Task details: Write the records out again, precisely as they stand.

━━━ Provided information

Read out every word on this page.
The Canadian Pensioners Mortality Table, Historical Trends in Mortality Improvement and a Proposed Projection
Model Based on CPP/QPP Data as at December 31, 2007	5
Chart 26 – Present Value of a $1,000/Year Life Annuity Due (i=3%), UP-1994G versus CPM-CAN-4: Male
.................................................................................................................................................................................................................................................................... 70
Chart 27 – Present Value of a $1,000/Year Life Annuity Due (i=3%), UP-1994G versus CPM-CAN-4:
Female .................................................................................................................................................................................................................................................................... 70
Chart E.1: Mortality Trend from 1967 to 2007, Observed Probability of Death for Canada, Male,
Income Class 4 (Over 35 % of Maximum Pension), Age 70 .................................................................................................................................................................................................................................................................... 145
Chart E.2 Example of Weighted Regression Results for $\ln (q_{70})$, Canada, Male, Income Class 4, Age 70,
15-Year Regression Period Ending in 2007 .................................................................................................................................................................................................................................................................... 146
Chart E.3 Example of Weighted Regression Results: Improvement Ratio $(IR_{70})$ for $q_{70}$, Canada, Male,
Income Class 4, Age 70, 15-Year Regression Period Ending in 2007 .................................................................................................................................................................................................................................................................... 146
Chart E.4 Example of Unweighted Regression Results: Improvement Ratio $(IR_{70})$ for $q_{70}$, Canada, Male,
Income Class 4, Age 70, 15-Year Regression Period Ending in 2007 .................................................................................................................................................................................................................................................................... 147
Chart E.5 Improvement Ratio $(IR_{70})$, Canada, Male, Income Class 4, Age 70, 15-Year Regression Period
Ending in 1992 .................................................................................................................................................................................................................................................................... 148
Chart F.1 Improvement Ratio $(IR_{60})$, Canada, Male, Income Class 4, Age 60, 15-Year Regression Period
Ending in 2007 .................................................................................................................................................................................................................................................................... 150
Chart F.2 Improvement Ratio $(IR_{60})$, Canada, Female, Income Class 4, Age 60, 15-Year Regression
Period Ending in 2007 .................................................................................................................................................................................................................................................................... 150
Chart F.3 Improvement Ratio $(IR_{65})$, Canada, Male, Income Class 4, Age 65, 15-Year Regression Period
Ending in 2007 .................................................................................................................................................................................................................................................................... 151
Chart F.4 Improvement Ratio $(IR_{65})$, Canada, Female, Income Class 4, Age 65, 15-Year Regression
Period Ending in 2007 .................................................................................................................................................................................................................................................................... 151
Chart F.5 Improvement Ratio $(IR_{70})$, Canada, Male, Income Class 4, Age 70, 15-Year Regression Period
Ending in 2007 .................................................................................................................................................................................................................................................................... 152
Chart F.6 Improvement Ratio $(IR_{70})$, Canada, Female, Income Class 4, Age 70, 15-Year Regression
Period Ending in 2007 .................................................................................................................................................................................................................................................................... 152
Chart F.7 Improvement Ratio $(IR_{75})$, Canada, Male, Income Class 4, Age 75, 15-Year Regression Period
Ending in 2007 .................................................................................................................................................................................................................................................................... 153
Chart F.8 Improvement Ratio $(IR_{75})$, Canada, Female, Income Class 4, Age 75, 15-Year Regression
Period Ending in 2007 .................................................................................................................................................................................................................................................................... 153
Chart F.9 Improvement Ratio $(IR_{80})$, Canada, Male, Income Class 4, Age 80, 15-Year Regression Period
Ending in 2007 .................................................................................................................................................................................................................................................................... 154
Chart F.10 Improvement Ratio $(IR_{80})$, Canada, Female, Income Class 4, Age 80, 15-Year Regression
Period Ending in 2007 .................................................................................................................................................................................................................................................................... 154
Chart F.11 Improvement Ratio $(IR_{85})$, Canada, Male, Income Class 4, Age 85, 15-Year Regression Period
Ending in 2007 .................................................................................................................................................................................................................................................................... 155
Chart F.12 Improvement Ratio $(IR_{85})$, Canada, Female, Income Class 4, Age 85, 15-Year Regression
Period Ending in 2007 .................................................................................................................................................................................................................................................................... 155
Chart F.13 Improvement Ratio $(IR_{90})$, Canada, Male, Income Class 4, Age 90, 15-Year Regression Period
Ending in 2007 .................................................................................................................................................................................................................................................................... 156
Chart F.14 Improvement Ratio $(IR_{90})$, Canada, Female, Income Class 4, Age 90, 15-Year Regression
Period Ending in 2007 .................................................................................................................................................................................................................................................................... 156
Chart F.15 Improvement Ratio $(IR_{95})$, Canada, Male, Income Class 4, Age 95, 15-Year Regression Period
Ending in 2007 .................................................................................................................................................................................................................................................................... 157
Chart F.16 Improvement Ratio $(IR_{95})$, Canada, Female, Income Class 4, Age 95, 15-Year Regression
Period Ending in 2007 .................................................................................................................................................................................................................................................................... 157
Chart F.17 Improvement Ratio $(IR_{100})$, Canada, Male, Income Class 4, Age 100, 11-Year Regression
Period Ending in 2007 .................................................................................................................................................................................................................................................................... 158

━━━━━━

Complete answer:
Read out every word on this page.
The Canadian Pensioners Mortality Table, Historical Trends in Mortality Improvement and a Proposed Projection
Model Based on CPP/QPP Data as at December 31, 2007	5
Chart 26 – Present Value of a $1,000/Year Life Annuity Due (i=3%), UP-1994G versus CPM-CAN-4: Male
.................................................................................................................................................................................................................................................................... 70
Chart 27 – Present Value of a $1,000/Year Life Annuity Due (i=3%), UP-1994G versus CPM-CAN-4:
Female .................................................................................................................................................................................................................................................................... 70
Chart E.1: Mortality Trend from 1967 to 2007, Observed Probability of Death for Canada, Male,
Income Class 4 (Over 35 % of Maximum Pension), Age 70 .................................................................................................................................................................................................................................................................... 145
Chart E.2 Example of Weighted Regression Results for $\ln (q_{70})$, Canada, Male, Income Class 4, Age 70,
15-Year Regression Period Ending in 2007 .................................................................................................................................................................................................................................................................... 146
Chart E.3 Example of Weighted Regression Results: Improvement Ratio $(IR_{70})$ for $q_{70}$, Canada, Male,
Income Class 4, Age 70, 15-Year Regression Period Ending in 2007 .................................................................................................................................................................................................................................................................... 146
Chart E.4 Example of Unweighted Regression Results: Improvement Ratio $(IR_{70})$ for $q_{70}$, Canada, Male,
Income Class 4, Age 70, 15-Year Regression Period Ending in 2007 .................................................................................................................................................................................................................................................................... 147
Chart E.5 Improvement Ratio $(IR_{70})$, Canada, Male, Income Class 4, Age 70, 15-Year Regression Period
Ending in 1992 .................................................................................................................................................................................................................................................................... 148
Chart F.1 Improvement Ratio $(IR_{60})$, Canada, Male, Income Class 4, Age 60, 15-Year Regression Period
Ending in 2007 .................................................................................................................................................................................................................................................................... 150
Chart F.2 Improvement Ratio $(IR_{60})$, Canada, Female, Income Class 4, Age 60, 15-Year Regression
Period Ending in 2007 .................................................................................................................................................................................................................................................................... 150
Chart F.3 Improvement Ratio $(IR_{65})$, Canada, Male, Income Class 4, Age 65, 15-Year Regression Period
Ending in 2007 .................................................................................................................................................................................................................................................................... 151
Chart F.4 Improvement Ratio $(IR_{65})$, Canada, Female, Income Class 4, Age 65, 15-Year Regression
Period Ending in 2007 .................................................................................................................................................................................................................................................................... 151
Chart F.5 Improvement Ratio $(IR_{70})$, Canada, Male, Income Class 4, Age 70, 15-Year Regression Period
Ending in 2007 .................................................................................................................................................................................................................................................................... 152
Chart F.6 Improvement Ratio $(IR_{70})$, Canada, Female, Income Class 4, Age 70, 15-Year Regression
Period Ending in 2007 .................................................................................................................................................................................................................................................................... 152
Chart F.7 Improvement Ratio $(IR_{75})$, Canada, Male, Income Class 4, Age 75, 15-Year Regression Period
Ending in 2007 .................................................................................................................................................................................................................................................................... 153
Chart F.8 Improvement Ratio $(IR_{75})$, Canada, Female, Income Class 4, Age 75, 15-Year Regression
Period Ending in 2007 .................................................................................................................................................................................................................................................................... 153
Chart F.9 Improvement Ratio $(IR_{80})$, Canada, Male, Income Class 4, Age 80, 15-Year Regression Period
Ending in 2007 .................................................................................................................................................................................................................................................................... 154
Chart F.10 Improvement Ratio $(IR_{80})$, Canada, Female, Income Class 4, Age 80, 15-Year Regression
Period Ending in 2007 .................................................................................................................................................................................................................................................................... 154
Chart F.11 Improvement Ratio $(IR_{85})$, Canada, Male, Income Class 4, Age 85, 15-Year Regression Period
Ending in 2007 .................................................................................................................................................................................................................................................................... 155
Chart F.12 Improvement Ratio $(IR_{85})$, Canada, Female, Income Class 4, Age 85, 15-Year Regression
Period Ending in 2007 .................................................................................................................................................................................................................................................................... 155
Chart F.13 Improvement Ratio $(IR_{90})$, Canada, Male, Income Class 4, Age 90, 15-Year Regression Period
Ending in 2007 .................................................................................................................................................................................................................................................................... 156
Chart F.14 Improvement Ratio $(IR_{90})$, Canada, Female, Income Class 4, Age 90, 15-Year Regression
Period Ending in 2007 .................................................................................................................................................................................................................................................................... 156
Chart F.15 Improvement Ratio $(IR_{95})$, Canada, Male, Income Class 4, Age 95, 15-Year Regression Period
Ending in 2007 .................................................................................................................................................................................................................................................................... 157
Chart F.16 Improvement Ratio $(IR_{95})$, Canada, Female, Income Class 4, Age 95, 15-Year Regression
Period Ending in 2007 .................................................................................................................................................................................................................................................................... 157
Chart F.17 Improvement Ratio $(IR_{100})$, Canada, Male, Income Class 4, Age 100, 11-Year Regression
Period Ending in 2007 .................................................................................................................................................................................................................................................................... 158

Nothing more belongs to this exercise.